* _PROBLEM TO WORK ON_:
Find and copy each line of the records where the string "operations" shows up.
:: LISTING
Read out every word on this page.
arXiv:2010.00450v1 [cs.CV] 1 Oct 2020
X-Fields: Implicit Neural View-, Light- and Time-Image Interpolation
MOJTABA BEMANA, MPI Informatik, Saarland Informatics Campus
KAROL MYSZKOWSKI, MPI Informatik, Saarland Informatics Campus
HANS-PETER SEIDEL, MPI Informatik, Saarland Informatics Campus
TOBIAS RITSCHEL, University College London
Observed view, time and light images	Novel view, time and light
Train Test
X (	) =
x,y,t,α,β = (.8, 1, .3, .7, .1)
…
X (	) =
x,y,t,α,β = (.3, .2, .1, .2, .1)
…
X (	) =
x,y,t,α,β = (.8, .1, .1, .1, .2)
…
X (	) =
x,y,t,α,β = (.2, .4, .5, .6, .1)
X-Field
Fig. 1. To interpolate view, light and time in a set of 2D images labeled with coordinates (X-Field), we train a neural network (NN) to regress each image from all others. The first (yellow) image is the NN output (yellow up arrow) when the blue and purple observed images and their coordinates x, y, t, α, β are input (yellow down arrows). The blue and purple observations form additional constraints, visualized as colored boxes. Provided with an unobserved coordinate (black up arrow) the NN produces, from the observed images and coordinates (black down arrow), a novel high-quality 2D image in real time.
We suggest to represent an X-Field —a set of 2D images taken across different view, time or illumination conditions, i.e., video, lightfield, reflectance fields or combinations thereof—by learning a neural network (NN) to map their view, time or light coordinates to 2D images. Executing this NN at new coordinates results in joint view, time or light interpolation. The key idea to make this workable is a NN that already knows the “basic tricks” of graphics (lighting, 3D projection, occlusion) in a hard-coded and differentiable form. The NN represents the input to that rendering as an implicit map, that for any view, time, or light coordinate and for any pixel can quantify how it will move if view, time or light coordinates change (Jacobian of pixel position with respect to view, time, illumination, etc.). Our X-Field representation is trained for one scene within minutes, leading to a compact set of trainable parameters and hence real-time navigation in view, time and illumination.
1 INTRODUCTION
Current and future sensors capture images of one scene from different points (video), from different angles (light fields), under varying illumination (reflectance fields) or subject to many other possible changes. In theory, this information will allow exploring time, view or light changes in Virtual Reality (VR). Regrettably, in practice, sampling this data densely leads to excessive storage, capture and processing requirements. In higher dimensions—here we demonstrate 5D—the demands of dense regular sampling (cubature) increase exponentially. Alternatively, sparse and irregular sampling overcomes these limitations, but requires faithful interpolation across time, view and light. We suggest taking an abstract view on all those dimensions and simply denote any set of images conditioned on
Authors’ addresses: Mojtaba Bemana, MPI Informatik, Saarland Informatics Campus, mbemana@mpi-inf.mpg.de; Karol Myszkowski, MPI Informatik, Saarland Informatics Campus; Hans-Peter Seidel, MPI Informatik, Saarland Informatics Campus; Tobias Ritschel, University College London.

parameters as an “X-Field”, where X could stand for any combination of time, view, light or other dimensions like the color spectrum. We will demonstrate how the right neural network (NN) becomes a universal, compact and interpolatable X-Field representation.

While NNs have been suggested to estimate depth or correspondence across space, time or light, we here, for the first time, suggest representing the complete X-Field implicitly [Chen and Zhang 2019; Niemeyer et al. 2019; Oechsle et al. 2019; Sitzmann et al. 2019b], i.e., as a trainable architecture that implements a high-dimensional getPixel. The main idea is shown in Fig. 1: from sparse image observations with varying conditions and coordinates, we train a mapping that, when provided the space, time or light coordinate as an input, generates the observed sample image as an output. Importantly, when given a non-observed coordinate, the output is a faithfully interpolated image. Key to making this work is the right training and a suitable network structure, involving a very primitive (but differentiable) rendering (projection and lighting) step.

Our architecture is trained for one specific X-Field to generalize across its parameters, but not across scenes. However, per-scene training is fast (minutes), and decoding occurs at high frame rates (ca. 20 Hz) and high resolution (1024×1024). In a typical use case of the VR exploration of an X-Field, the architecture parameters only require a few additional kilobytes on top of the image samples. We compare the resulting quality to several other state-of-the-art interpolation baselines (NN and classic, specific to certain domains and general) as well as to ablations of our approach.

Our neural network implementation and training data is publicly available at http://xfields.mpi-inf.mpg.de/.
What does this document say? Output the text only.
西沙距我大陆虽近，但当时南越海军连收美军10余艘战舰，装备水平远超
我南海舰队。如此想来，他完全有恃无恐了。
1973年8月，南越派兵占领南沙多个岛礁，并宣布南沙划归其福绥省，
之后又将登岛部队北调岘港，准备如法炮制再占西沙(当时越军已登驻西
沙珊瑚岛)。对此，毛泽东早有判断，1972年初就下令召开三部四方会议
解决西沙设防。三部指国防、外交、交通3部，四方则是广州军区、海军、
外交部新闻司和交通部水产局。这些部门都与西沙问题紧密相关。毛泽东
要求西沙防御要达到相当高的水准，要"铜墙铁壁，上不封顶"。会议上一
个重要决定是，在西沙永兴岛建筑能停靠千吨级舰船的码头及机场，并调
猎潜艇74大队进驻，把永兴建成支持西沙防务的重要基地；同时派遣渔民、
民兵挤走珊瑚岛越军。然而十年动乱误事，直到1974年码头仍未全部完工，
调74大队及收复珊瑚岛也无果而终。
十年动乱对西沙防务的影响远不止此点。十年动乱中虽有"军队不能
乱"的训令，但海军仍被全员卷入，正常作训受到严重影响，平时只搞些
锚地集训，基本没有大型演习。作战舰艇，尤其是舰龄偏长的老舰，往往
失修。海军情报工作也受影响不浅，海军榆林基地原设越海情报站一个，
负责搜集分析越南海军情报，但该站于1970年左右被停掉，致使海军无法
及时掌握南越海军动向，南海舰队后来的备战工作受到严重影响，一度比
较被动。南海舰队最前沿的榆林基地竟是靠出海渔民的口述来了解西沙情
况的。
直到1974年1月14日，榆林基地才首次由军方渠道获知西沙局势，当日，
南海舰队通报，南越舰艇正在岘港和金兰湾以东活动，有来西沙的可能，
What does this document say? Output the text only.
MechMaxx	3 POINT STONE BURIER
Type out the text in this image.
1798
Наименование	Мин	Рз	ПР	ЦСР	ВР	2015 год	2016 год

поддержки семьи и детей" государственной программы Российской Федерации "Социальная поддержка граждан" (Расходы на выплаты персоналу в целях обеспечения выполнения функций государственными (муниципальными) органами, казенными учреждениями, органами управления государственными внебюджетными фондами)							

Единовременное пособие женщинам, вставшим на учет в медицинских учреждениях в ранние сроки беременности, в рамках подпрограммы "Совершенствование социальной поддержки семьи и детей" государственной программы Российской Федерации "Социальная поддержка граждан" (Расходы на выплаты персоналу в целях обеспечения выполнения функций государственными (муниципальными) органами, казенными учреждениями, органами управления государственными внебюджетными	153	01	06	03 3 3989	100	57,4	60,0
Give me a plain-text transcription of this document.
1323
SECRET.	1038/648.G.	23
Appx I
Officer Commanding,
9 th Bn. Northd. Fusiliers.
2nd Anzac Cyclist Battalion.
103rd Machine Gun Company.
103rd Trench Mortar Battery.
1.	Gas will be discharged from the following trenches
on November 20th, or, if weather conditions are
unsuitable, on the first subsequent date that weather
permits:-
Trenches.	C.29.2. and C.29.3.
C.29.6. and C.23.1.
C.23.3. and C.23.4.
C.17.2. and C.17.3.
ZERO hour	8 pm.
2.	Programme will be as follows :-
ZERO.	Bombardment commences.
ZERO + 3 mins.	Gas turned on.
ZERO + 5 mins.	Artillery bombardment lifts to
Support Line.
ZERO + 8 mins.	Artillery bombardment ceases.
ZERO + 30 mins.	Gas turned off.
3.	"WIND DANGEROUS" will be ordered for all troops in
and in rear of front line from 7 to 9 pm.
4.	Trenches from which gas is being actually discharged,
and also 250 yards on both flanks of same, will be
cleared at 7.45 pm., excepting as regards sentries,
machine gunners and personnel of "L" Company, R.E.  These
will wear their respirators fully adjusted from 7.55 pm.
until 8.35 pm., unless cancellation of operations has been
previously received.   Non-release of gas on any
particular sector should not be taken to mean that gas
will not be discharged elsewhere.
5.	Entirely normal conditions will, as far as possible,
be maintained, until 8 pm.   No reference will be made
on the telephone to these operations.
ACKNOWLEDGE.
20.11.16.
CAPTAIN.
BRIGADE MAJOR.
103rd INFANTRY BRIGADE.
::::
* _RESULT_:
until 8.35 pm., unless cancellation of operations has been
on the telephone to these operations.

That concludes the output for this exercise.